■ What is being asked ■
Find each line with "million" and copy it.
## Start Data rows
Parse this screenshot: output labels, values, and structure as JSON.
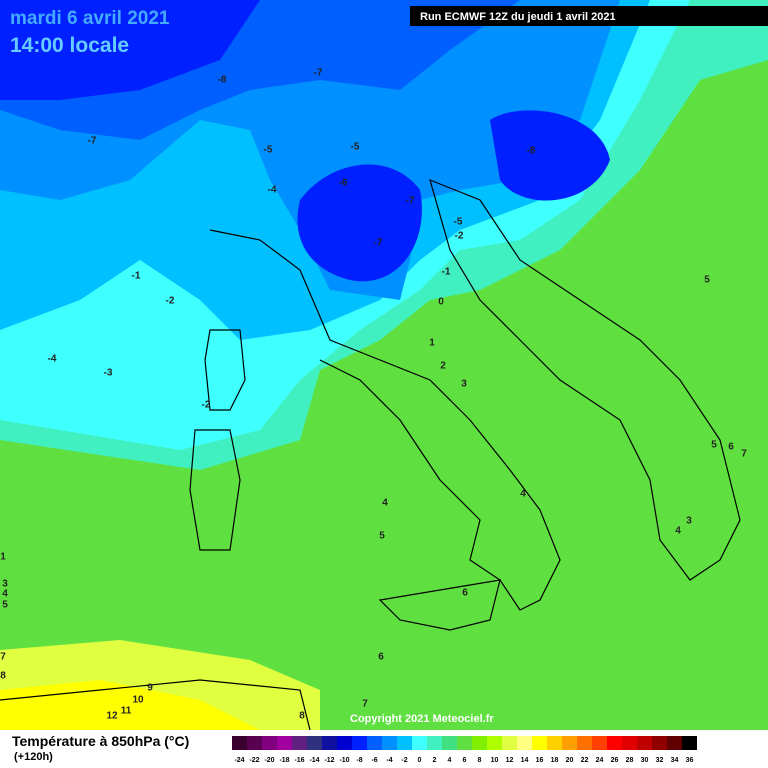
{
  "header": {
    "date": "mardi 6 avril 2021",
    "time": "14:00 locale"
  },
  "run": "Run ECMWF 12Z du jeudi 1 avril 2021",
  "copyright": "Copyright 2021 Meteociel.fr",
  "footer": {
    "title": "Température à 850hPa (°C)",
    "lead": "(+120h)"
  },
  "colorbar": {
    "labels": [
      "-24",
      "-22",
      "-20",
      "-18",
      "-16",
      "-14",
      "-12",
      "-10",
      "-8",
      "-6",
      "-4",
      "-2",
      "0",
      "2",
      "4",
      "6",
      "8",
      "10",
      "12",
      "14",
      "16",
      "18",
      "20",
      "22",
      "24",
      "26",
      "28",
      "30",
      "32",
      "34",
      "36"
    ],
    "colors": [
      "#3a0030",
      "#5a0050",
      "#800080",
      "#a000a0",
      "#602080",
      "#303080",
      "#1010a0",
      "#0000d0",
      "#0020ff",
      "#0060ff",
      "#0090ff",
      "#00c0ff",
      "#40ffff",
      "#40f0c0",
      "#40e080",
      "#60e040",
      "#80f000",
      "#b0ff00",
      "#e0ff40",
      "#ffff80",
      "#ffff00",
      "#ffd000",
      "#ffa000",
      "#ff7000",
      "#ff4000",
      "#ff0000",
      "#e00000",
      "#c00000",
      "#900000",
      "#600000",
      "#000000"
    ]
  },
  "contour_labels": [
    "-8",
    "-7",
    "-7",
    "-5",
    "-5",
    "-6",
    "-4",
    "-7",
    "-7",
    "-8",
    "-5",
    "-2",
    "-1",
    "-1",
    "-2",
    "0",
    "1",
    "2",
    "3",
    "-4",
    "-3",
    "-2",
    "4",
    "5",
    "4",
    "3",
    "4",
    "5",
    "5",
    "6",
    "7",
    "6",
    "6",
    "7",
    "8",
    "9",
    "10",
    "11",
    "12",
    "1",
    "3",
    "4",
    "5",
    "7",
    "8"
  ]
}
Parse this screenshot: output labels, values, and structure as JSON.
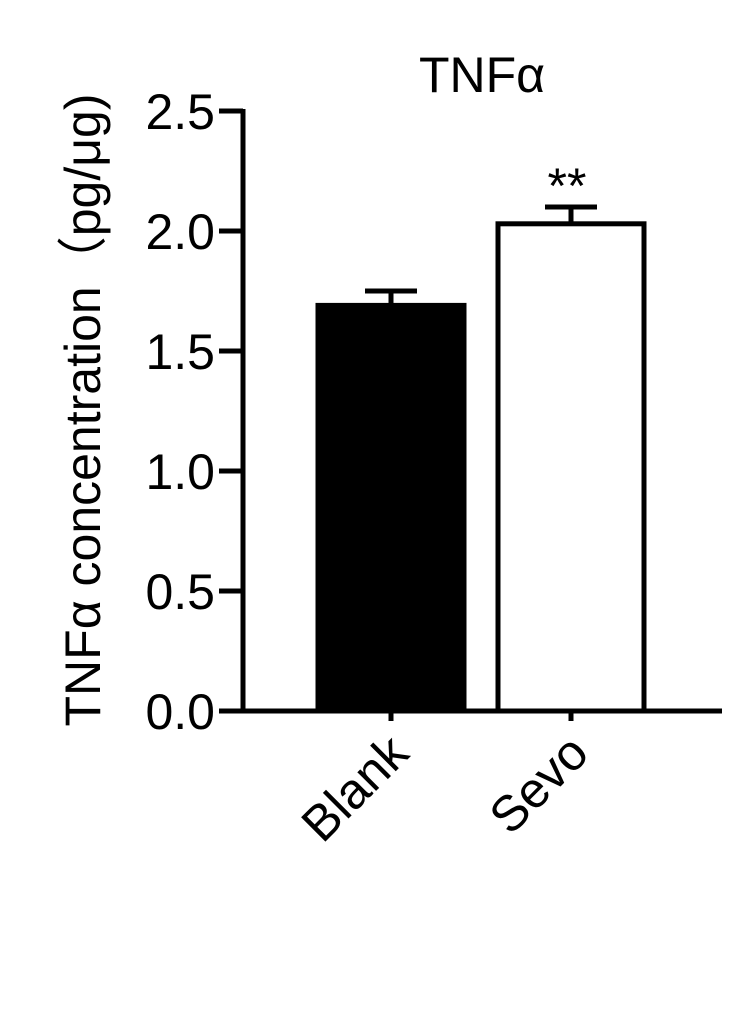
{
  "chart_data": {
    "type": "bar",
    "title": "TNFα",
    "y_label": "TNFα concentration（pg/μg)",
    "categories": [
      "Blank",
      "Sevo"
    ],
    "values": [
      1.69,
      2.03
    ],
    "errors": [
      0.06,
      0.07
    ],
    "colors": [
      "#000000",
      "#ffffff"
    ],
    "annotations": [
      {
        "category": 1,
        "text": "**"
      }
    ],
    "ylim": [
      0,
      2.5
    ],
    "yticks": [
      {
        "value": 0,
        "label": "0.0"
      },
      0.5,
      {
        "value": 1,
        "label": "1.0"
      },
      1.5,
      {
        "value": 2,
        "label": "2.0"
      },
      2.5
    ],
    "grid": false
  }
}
## End Data rows
## Start Data rows
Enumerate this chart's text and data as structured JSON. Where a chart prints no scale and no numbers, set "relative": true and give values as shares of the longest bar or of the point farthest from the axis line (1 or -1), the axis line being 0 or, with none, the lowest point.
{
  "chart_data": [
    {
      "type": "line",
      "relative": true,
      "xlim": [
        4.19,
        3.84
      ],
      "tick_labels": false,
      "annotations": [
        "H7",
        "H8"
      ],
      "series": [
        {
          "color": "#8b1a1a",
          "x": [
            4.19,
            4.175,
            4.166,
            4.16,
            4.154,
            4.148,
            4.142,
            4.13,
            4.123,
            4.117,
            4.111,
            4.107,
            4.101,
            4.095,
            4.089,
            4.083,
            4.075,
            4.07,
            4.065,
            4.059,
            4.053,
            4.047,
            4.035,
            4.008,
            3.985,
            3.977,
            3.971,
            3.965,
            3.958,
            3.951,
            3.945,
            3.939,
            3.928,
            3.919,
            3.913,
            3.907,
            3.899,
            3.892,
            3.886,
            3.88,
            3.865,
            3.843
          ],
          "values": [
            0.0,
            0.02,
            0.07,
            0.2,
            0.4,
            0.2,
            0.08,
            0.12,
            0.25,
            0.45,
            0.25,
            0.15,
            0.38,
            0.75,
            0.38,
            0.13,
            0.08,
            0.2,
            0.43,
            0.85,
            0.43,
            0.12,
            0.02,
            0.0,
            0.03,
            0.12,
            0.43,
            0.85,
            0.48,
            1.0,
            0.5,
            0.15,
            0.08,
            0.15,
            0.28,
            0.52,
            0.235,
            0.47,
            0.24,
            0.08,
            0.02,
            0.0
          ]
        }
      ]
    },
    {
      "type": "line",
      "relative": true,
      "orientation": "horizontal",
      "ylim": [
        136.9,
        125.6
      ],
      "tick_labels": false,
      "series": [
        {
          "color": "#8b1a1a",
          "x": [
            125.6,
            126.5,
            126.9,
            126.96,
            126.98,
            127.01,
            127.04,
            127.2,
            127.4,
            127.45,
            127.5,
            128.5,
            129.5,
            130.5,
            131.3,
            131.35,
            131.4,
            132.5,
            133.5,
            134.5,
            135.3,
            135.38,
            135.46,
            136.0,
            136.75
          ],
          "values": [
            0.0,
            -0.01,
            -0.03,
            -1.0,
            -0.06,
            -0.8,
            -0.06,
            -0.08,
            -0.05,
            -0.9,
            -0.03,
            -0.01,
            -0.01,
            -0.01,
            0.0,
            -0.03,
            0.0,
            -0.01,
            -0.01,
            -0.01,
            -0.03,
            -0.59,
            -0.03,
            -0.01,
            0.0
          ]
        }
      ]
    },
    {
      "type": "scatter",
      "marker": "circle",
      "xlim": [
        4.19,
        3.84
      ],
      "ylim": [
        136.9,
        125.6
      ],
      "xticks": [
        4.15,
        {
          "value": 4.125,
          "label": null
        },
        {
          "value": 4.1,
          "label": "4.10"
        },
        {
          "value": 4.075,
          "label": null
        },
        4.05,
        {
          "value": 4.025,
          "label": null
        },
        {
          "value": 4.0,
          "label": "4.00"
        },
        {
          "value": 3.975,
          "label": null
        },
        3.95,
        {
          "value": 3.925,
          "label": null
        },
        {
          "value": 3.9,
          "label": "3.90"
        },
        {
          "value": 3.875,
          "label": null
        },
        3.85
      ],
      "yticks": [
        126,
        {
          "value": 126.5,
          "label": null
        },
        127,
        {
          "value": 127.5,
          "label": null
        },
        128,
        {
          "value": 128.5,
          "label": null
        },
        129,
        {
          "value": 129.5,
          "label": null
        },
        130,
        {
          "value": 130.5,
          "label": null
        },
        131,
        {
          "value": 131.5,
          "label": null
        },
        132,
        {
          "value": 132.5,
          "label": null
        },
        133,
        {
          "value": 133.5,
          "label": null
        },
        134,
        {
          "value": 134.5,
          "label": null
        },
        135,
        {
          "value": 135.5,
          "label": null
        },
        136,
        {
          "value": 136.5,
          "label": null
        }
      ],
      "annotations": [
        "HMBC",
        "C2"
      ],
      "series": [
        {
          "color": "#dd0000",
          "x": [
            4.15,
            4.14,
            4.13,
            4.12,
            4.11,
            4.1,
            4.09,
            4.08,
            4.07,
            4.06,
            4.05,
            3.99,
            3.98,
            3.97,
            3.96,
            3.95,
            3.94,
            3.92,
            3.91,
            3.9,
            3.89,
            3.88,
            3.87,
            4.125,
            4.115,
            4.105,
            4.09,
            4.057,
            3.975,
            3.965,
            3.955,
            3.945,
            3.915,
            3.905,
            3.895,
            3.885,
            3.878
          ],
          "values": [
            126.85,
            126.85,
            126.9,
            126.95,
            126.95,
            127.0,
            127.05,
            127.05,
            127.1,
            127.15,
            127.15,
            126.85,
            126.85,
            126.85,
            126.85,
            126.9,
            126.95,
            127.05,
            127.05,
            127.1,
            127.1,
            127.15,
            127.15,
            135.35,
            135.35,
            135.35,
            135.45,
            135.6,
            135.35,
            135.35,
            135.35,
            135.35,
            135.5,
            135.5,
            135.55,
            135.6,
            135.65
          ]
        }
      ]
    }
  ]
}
## End Data rows
## Start Data rows
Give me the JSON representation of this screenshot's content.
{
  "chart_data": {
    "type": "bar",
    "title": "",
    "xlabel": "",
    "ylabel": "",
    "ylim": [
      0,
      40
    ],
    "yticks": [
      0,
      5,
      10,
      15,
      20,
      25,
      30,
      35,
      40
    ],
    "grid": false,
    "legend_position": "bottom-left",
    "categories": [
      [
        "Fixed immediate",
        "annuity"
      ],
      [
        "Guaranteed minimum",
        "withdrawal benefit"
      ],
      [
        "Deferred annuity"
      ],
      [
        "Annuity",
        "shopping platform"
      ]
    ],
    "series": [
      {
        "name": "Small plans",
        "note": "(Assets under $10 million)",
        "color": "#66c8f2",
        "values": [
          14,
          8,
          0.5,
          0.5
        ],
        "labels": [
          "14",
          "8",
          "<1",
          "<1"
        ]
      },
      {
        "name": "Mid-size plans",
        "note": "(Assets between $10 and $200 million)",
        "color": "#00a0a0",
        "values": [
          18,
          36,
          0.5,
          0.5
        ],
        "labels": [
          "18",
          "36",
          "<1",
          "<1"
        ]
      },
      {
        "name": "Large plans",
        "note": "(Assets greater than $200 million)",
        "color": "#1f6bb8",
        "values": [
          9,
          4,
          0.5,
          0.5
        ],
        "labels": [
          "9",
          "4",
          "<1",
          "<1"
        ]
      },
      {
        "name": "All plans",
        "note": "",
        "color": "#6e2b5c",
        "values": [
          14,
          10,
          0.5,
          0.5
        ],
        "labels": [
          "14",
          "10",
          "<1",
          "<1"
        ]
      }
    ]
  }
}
## End Data rows
■ Reply to the task ■
        "note": "(Assets under $10 million)",
        "note": "(Assets between $10 and $200 million)",
        "note": "(Assets greater than $200 million)",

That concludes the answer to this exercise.